GOAL: Write out the entries again exactly as they are given.
◆ ◆ ◆ ◆ ◆
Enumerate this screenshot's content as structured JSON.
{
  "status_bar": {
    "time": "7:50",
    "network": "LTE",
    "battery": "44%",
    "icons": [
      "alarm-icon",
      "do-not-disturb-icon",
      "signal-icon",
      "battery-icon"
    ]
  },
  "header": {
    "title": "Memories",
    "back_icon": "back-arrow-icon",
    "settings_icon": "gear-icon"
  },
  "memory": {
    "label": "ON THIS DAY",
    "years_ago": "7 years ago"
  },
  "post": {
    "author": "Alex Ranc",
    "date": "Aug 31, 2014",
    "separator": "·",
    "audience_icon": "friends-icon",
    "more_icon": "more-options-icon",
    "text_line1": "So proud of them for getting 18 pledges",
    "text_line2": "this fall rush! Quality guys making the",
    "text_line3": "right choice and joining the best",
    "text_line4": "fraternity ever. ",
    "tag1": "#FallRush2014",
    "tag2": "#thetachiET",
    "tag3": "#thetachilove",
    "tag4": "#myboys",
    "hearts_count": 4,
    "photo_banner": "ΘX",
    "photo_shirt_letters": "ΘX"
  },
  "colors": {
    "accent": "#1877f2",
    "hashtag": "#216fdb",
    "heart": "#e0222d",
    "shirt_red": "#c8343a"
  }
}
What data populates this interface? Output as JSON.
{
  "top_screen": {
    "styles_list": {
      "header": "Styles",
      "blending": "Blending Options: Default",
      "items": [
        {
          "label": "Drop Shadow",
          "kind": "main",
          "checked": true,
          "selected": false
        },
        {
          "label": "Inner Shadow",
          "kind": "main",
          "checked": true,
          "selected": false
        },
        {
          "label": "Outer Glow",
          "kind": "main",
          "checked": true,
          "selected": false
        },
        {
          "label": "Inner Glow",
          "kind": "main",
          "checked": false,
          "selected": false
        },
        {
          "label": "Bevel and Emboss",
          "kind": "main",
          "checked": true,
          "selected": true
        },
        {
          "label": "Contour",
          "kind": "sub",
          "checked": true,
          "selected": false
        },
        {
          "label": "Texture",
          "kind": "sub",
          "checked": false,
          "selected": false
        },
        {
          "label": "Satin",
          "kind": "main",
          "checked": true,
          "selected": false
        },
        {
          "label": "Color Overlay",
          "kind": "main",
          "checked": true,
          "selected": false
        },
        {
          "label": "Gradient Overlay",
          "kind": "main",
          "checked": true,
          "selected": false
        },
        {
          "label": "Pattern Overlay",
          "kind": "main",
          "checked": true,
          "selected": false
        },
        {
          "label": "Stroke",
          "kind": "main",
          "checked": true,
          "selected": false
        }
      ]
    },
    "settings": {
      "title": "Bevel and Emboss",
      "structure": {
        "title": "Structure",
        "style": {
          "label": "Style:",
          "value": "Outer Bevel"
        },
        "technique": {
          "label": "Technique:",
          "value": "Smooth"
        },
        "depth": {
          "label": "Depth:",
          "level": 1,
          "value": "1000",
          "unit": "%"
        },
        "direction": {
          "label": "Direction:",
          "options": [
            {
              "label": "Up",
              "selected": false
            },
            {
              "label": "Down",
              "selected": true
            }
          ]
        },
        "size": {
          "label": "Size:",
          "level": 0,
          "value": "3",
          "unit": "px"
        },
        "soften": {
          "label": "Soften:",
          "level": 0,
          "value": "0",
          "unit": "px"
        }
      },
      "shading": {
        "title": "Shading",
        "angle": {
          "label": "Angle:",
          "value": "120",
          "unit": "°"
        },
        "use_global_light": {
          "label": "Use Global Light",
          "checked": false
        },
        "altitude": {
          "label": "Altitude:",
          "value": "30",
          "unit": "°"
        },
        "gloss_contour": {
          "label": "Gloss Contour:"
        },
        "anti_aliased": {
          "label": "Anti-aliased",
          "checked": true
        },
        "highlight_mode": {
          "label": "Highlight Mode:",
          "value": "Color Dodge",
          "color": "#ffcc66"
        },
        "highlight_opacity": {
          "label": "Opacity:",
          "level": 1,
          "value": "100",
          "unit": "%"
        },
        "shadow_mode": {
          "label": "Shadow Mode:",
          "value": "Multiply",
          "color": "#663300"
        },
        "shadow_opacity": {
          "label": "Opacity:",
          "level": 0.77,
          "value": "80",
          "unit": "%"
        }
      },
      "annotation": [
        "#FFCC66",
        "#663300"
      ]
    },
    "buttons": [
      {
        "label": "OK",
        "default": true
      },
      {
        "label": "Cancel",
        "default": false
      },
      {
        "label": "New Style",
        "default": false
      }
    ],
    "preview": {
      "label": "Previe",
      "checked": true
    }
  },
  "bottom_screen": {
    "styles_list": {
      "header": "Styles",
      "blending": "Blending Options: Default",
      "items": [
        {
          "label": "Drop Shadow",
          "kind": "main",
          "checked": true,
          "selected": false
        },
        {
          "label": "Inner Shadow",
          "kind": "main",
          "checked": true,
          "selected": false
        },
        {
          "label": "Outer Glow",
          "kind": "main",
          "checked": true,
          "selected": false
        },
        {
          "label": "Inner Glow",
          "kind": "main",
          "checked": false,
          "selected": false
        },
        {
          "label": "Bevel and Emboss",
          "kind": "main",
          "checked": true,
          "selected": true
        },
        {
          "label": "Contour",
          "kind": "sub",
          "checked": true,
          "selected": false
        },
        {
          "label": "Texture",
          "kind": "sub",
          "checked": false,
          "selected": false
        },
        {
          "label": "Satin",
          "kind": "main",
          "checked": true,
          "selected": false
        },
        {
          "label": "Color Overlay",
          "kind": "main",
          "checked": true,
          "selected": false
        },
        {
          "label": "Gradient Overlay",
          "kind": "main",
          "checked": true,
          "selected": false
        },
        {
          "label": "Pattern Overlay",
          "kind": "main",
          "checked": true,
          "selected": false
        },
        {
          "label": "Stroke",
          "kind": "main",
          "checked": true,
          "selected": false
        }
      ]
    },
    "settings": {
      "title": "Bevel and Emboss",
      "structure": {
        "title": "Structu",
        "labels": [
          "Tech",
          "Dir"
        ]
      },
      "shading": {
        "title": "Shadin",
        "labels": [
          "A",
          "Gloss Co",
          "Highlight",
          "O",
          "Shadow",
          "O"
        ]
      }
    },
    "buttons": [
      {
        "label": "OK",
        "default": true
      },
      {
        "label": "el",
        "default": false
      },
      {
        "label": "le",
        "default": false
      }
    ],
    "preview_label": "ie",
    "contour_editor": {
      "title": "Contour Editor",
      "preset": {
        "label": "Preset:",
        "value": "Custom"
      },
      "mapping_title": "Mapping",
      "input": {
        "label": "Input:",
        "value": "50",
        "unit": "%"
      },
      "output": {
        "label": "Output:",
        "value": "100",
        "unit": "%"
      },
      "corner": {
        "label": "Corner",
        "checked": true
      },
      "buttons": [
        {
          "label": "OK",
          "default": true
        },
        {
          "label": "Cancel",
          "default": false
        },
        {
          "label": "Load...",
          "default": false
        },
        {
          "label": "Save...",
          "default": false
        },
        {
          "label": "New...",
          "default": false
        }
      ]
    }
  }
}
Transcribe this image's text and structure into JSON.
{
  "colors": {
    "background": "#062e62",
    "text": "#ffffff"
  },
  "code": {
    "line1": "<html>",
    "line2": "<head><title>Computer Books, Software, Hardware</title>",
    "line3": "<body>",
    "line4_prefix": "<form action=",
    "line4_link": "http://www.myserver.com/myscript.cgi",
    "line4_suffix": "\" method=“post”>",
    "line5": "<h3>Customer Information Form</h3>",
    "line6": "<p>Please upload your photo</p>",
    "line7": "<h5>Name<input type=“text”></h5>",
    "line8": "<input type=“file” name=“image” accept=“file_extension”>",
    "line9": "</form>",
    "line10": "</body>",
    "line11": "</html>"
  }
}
◆ ◆ ◆ ◆ ◆
OUTPUT OF THE TASK:
Enumerate this screenshot's content as structured JSON.
{
  "status_bar": {
    "time": "7:50",
    "network": "LTE",
    "battery": "44%",
    "icons": [
      "alarm-icon",
      "do-not-disturb-icon",
      "signal-icon",
      "battery-icon"
    ]
  },
  "header": {
    "title": "Memories",
    "back_icon": "back-arrow-icon",
    "settings_icon": "gear-icon"
  },
  "memory": {
    "label": "ON THIS DAY",
    "years_ago": "7 years ago"
  },
  "post": {
    "author": "Alex Ranc",
    "date": "Aug 31, 2014",
    "separator": "·",
    "audience_icon": "friends-icon",
    "more_icon": "more-options-icon",
    "text_line1": "So proud of them for getting 18 pledges",
    "text_line2": "this fall rush! Quality guys making the",
    "text_line3": "right choice and joining the best",
    "text_line4": "fraternity ever. ",
    "tag1": "#FallRush2014",
    "tag2": "#thetachiET",
    "tag3": "#thetachilove",
    "tag4": "#myboys",
    "hearts_count": 4,
    "photo_banner": "ΘX",
    "photo_shirt_letters": "ΘX"
  },
  "colors": {
    "accent": "#1877f2",
    "hashtag": "#216fdb",
    "heart": "#e0222d",
    "shirt_red": "#c8343a"
  }
}
What data populates this interface? Output as JSON.
{
  "top_screen": {
    "styles_list": {
      "header": "Styles",
      "blending": "Blending Options: Default",
      "items": [
        {
          "label": "Drop Shadow",
          "kind": "main",
          "checked": true,
          "selected": false
        },
        {
          "label": "Inner Shadow",
          "kind": "main",
          "checked": true,
          "selected": false
        },
        {
          "label": "Outer Glow",
          "kind": "main",
          "checked": true,
          "selected": false
        },
        {
          "label": "Inner Glow",
          "kind": "main",
          "checked": false,
          "selected": false
        },
        {
          "label": "Bevel and Emboss",
          "kind": "main",
          "checked": true,
          "selected": true
        },
        {
          "label": "Contour",
          "kind": "sub",
          "checked": true,
          "selected": false
        },
        {
          "label": "Texture",
          "kind": "sub",
          "checked": false,
          "selected": false
        },
        {
          "label": "Satin",
          "kind": "main",
          "checked": true,
          "selected": false
        },
        {
          "label": "Color Overlay",
          "kind": "main",
          "checked": true,
          "selected": false
        },
        {
          "label": "Gradient Overlay",
          "kind": "main",
          "checked": true,
          "selected": false
        },
        {
          "label": "Pattern Overlay",
          "kind": "main",
          "checked": true,
          "selected": false
        },
        {
          "label": "Stroke",
          "kind": "main",
          "checked": true,
          "selected": false
        }
      ]
    },
    "settings": {
      "title": "Bevel and Emboss",
      "structure": {
        "title": "Structure",
        "style": {
          "label": "Style:",
          "value": "Outer Bevel"
        },
        "technique": {
          "label": "Technique:",
          "value": "Smooth"
        },
        "depth": {
          "label": "Depth:",
          "level": 1,
          "value": "1000",
          "unit": "%"
        },
        "direction": {
          "label": "Direction:",
          "options": [
            {
              "label": "Up",
              "selected": false
            },
            {
              "label": "Down",
              "selected": true
            }
          ]
        },
        "size": {
          "label": "Size:",
          "level": 0,
          "value": "3",
          "unit": "px"
        },
        "soften": {
          "label": "Soften:",
          "level": 0,
          "value": "0",
          "unit": "px"
        }
      },
      "shading": {
        "title": "Shading",
        "angle": {
          "label": "Angle:",
          "value": "120",
          "unit": "°"
        },
        "use_global_light": {
          "label": "Use Global Light",
          "checked": false
        },
        "altitude": {
          "label": "Altitude:",
          "value": "30",
          "unit": "°"
        },
        "gloss_contour": {
          "label": "Gloss Contour:"
        },
        "anti_aliased": {
          "label": "Anti-aliased",
          "checked": true
        },
        "highlight_mode": {
          "label": "Highlight Mode:",
          "value": "Color Dodge",
          "color": "#ffcc66"
        },
        "highlight_opacity": {
          "label": "Opacity:",
          "level": 1,
          "value": "100",
          "unit": "%"
        },
        "shadow_mode": {
          "label": "Shadow Mode:",
          "value": "Multiply",
          "color": "#663300"
        },
        "shadow_opacity": {
          "label": "Opacity:",
          "level": 0.77,
          "value": "80",
          "unit": "%"
        }
      },
      "annotation": [
        "#FFCC66",
        "#663300"
      ]
    },
    "buttons": [
      {
        "label": "OK",
        "default": true
      },
      {
        "label": "Cancel",
        "default": false
      },
      {
        "label": "New Style",
        "default": false
      }
    ],
    "preview": {
      "label": "Previe",
      "checked": true
    }
  },
  "bottom_screen": {
    "styles_list": {
      "header": "Styles",
      "blending": "Blending Options: Default",
      "items": [
        {
          "label": "Drop Shadow",
          "kind": "main",
          "checked": true,
          "selected": false
        },
        {
          "label": "Inner Shadow",
          "kind": "main",
          "checked": true,
          "selected": false
        },
        {
          "label": "Outer Glow",
          "kind": "main",
          "checked": true,
          "selected": false
        },
        {
          "label": "Inner Glow",
          "kind": "main",
          "checked": false,
          "selected": false
        },
        {
          "label": "Bevel and Emboss",
          "kind": "main",
          "checked": true,
          "selected": true
        },
        {
          "label": "Contour",
          "kind": "sub",
          "checked": true,
          "selected": false
        },
        {
          "label": "Texture",
          "kind": "sub",
          "checked": false,
          "selected": false
        },
        {
          "label": "Satin",
          "kind": "main",
          "checked": true,
          "selected": false
        },
        {
          "label": "Color Overlay",
          "kind": "main",
          "checked": true,
          "selected": false
        },
        {
          "label": "Gradient Overlay",
          "kind": "main",
          "checked": true,
          "selected": false
        },
        {
          "label": "Pattern Overlay",
          "kind": "main",
          "checked": true,
          "selected": false
        },
        {
          "label": "Stroke",
          "kind": "main",
          "checked": true,
          "selected": false
        }
      ]
    },
    "settings": {
      "title": "Bevel and Emboss",
      "structure": {
        "title": "Structu",
        "labels": [
          "Tech",
          "Dir"
        ]
      },
      "shading": {
        "title": "Shadin",
        "labels": [
          "A",
          "Gloss Co",
          "Highlight",
          "O",
          "Shadow",
          "O"
        ]
      }
    },
    "buttons": [
      {
        "label": "OK",
        "default": true
      },
      {
        "label": "el",
        "default": false
      },
      {
        "label": "le",
        "default": false
      }
    ],
    "preview_label": "ie",
    "contour_editor": {
      "title": "Contour Editor",
      "preset": {
        "label": "Preset:",
        "value": "Custom"
      },
      "mapping_title": "Mapping",
      "input": {
        "label": "Input:",
        "value": "50",
        "unit": "%"
      },
      "output": {
        "label": "Output:",
        "value": "100",
        "unit": "%"
      },
      "corner": {
        "label": "Corner",
        "checked": true
      },
      "buttons": [
        {
          "label": "OK",
          "default": true
        },
        {
          "label": "Cancel",
          "default": false
        },
        {
          "label": "Load...",
          "default": false
        },
        {
          "label": "Save...",
          "default": false
        },
        {
          "label": "New...",
          "default": false
        }
      ]
    }
  }
}
Transcribe this image's text and structure into JSON.
{
  "colors": {
    "background": "#062e62",
    "text": "#ffffff"
  },
  "code": {
    "line1": "<html>",
    "line2": "<head><title>Computer Books, Software, Hardware</title>",
    "line3": "<body>",
    "line4_prefix": "<form action=",
    "line4_link": "http://www.myserver.com/myscript.cgi",
    "line4_suffix": "\" method=“post”>",
    "line5": "<h3>Customer Information Form</h3>",
    "line6": "<p>Please upload your photo</p>",
    "line7": "<h5>Name<input type=“text”></h5>",
    "line8": "<input type=“file” name=“image” accept=“file_extension”>",
    "line9": "</form>",
    "line10": "</body>",
    "line11": "</html>"
  }
}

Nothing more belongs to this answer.